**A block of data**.
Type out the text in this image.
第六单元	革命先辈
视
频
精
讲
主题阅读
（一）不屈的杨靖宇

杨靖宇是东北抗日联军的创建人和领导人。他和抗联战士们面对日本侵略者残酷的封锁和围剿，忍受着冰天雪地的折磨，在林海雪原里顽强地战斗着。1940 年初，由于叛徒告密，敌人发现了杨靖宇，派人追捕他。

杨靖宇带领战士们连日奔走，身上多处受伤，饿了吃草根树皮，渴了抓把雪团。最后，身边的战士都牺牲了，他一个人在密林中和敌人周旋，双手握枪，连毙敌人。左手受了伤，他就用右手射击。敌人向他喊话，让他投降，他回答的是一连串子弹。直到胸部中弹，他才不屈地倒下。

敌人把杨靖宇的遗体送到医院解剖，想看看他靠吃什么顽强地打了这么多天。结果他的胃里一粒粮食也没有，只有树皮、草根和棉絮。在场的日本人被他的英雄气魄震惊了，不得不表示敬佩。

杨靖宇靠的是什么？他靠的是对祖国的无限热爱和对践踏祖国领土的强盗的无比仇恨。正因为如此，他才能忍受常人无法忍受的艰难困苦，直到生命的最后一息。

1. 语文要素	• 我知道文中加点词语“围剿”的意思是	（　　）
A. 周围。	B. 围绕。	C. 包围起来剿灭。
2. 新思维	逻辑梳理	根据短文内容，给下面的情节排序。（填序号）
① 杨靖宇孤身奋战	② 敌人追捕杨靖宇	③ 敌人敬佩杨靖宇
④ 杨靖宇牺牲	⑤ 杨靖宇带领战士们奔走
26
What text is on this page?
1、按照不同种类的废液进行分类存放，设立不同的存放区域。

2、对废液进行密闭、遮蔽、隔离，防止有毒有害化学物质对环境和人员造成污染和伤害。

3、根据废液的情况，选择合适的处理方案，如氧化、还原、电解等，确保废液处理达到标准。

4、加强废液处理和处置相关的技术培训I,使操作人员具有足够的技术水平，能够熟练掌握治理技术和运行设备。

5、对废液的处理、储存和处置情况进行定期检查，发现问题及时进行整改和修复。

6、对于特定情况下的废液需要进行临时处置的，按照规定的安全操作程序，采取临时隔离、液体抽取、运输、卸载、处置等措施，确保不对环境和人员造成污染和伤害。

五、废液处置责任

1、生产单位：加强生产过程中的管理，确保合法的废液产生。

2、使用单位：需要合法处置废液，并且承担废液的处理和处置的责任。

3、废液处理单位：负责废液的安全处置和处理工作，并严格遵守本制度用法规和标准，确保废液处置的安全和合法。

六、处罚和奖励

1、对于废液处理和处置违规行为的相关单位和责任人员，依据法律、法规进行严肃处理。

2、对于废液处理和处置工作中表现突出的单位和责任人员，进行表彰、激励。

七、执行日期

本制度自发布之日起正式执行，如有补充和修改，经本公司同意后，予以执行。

**Written problem**. Exactly reproduce every line found in the records.

**Response to the exercise**.
Type out the text in this image.
第六单元	革命先辈
视
频
精
讲
主题阅读
（一）不屈的杨靖宇

杨靖宇是东北抗日联军的创建人和领导人。他和抗联战士们面对日本侵略者残酷的封锁和围剿，忍受着冰天雪地的折磨，在林海雪原里顽强地战斗着。1940 年初，由于叛徒告密，敌人发现了杨靖宇，派人追捕他。

杨靖宇带领战士们连日奔走，身上多处受伤，饿了吃草根树皮，渴了抓把雪团。最后，身边的战士都牺牲了，他一个人在密林中和敌人周旋，双手握枪，连毙敌人。左手受了伤，他就用右手射击。敌人向他喊话，让他投降，他回答的是一连串子弹。直到胸部中弹，他才不屈地倒下。

敌人把杨靖宇的遗体送到医院解剖，想看看他靠吃什么顽强地打了这么多天。结果他的胃里一粒粮食也没有，只有树皮、草根和棉絮。在场的日本人被他的英雄气魄震惊了，不得不表示敬佩。

杨靖宇靠的是什么？他靠的是对祖国的无限热爱和对践踏祖国领土的强盗的无比仇恨。正因为如此，他才能忍受常人无法忍受的艰难困苦，直到生命的最后一息。

1. 语文要素	• 我知道文中加点词语“围剿”的意思是	（　　）
A. 周围。	B. 围绕。	C. 包围起来剿灭。
2. 新思维	逻辑梳理	根据短文内容，给下面的情节排序。（填序号）
① 杨靖宇孤身奋战	② 敌人追捕杨靖宇	③ 敌人敬佩杨靖宇
④ 杨靖宇牺牲	⑤ 杨靖宇带领战士们奔走
26
What text is on this page?
1、按照不同种类的废液进行分类存放，设立不同的存放区域。

2、对废液进行密闭、遮蔽、隔离，防止有毒有害化学物质对环境和人员造成污染和伤害。

3、根据废液的情况，选择合适的处理方案，如氧化、还原、电解等，确保废液处理达到标准。

4、加强废液处理和处置相关的技术培训I,使操作人员具有足够的技术水平，能够熟练掌握治理技术和运行设备。

5、对废液的处理、储存和处置情况进行定期检查，发现问题及时进行整改和修复。

6、对于特定情况下的废液需要进行临时处置的，按照规定的安全操作程序，采取临时隔离、液体抽取、运输、卸载、处置等措施，确保不对环境和人员造成污染和伤害。

五、废液处置责任

1、生产单位：加强生产过程中的管理，确保合法的废液产生。

2、使用单位：需要合法处置废液，并且承担废液的处理和处置的责任。

3、废液处理单位：负责废液的安全处置和处理工作，并严格遵守本制度用法规和标准，确保废液处置的安全和合法。

六、处罚和奖励

1、对于废液处理和处置违规行为的相关单位和责任人员，依据法律、法规进行严肃处理。

2、对于废液处理和处置工作中表现突出的单位和责任人员，进行表彰、激励。

七、执行日期

本制度自发布之日起正式执行，如有补充和修改，经本公司同意后，予以执行。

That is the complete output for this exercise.